● Goal: Would you output the whole listing below, exactly as it reads?

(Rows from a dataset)
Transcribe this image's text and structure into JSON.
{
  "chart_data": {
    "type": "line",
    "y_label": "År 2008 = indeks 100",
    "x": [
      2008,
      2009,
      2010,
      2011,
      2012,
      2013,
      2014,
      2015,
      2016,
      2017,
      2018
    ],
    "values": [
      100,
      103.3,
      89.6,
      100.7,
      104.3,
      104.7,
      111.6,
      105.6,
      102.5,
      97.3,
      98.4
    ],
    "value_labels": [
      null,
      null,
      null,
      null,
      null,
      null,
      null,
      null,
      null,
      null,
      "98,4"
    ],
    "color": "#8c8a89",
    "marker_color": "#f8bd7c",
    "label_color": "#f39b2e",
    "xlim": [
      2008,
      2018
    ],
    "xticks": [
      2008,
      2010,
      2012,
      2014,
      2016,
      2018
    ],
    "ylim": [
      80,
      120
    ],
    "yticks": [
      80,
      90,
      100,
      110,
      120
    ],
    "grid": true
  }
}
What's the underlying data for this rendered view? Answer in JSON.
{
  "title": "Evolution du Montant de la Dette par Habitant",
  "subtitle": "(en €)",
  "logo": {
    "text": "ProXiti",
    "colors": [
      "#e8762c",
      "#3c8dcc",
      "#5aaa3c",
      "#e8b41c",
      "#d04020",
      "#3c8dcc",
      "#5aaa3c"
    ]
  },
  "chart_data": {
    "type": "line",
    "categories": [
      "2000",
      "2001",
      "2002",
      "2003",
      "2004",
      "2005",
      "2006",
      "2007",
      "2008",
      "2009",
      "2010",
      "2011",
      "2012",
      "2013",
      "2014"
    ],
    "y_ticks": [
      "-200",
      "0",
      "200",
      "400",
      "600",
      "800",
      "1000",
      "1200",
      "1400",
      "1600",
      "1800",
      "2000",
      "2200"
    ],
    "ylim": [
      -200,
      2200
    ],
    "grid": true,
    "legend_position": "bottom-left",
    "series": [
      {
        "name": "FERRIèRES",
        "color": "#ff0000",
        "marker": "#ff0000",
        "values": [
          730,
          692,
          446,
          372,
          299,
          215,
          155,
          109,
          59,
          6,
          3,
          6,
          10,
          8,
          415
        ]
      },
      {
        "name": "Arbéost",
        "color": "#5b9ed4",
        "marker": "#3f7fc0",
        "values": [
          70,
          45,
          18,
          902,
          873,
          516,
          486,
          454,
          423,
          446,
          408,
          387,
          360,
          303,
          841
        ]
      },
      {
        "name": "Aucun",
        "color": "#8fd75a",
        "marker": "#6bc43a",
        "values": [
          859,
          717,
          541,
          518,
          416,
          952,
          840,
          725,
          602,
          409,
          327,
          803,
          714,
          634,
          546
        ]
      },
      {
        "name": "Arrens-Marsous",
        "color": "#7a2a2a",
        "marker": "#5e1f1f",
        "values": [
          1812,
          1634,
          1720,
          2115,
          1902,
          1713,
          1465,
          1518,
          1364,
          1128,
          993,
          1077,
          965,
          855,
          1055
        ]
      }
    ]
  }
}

● Response to this task:
Transcribe this image's text and structure into JSON.
{
  "chart_data": {
    "type": "line",
    "y_label": "År 2008 = indeks 100",
    "x": [
      2008,
      2009,
      2010,
      2011,
      2012,
      2013,
      2014,
      2015,
      2016,
      2017,
      2018
    ],
    "values": [
      100,
      103.3,
      89.6,
      100.7,
      104.3,
      104.7,
      111.6,
      105.6,
      102.5,
      97.3,
      98.4
    ],
    "value_labels": [
      null,
      null,
      null,
      null,
      null,
      null,
      null,
      null,
      null,
      null,
      "98,4"
    ],
    "color": "#8c8a89",
    "marker_color": "#f8bd7c",
    "label_color": "#f39b2e",
    "xlim": [
      2008,
      2018
    ],
    "xticks": [
      2008,
      2010,
      2012,
      2014,
      2016,
      2018
    ],
    "ylim": [
      80,
      120
    ],
    "yticks": [
      80,
      90,
      100,
      110,
      120
    ],
    "grid": true
  }
}
What's the underlying data for this rendered view? Answer in JSON.
{
  "title": "Evolution du Montant de la Dette par Habitant",
  "subtitle": "(en €)",
  "logo": {
    "text": "ProXiti",
    "colors": [
      "#e8762c",
      "#3c8dcc",
      "#5aaa3c",
      "#e8b41c",
      "#d04020",
      "#3c8dcc",
      "#5aaa3c"
    ]
  },
  "chart_data": {
    "type": "line",
    "categories": [
      "2000",
      "2001",
      "2002",
      "2003",
      "2004",
      "2005",
      "2006",
      "2007",
      "2008",
      "2009",
      "2010",
      "2011",
      "2012",
      "2013",
      "2014"
    ],
    "y_ticks": [
      "-200",
      "0",
      "200",
      "400",
      "600",
      "800",
      "1000",
      "1200",
      "1400",
      "1600",
      "1800",
      "2000",
      "2200"
    ],
    "ylim": [
      -200,
      2200
    ],
    "grid": true,
    "legend_position": "bottom-left",
    "series": [
      {
        "name": "FERRIèRES",
        "color": "#ff0000",
        "marker": "#ff0000",
        "values": [
          730,
          692,
          446,
          372,
          299,
          215,
          155,
          109,
          59,
          6,
          3,
          6,
          10,
          8,
          415
        ]
      },
      {
        "name": "Arbéost",
        "color": "#5b9ed4",
        "marker": "#3f7fc0",
        "values": [
          70,
          45,
          18,
          902,
          873,
          516,
          486,
          454,
          423,
          446,
          408,
          387,
          360,
          303,
          841
        ]
      },
      {
        "name": "Aucun",
        "color": "#8fd75a",
        "marker": "#6bc43a",
        "values": [
          859,
          717,
          541,
          518,
          416,
          952,
          840,
          725,
          602,
          409,
          327,
          803,
          714,
          634,
          546
        ]
      },
      {
        "name": "Arrens-Marsous",
        "color": "#7a2a2a",
        "marker": "#5e1f1f",
        "values": [
          1812,
          1634,
          1720,
          2115,
          1902,
          1713,
          1465,
          1518,
          1364,
          1128,
          993,
          1077,
          965,
          855,
          1055
        ]
      }
    ]
  }
}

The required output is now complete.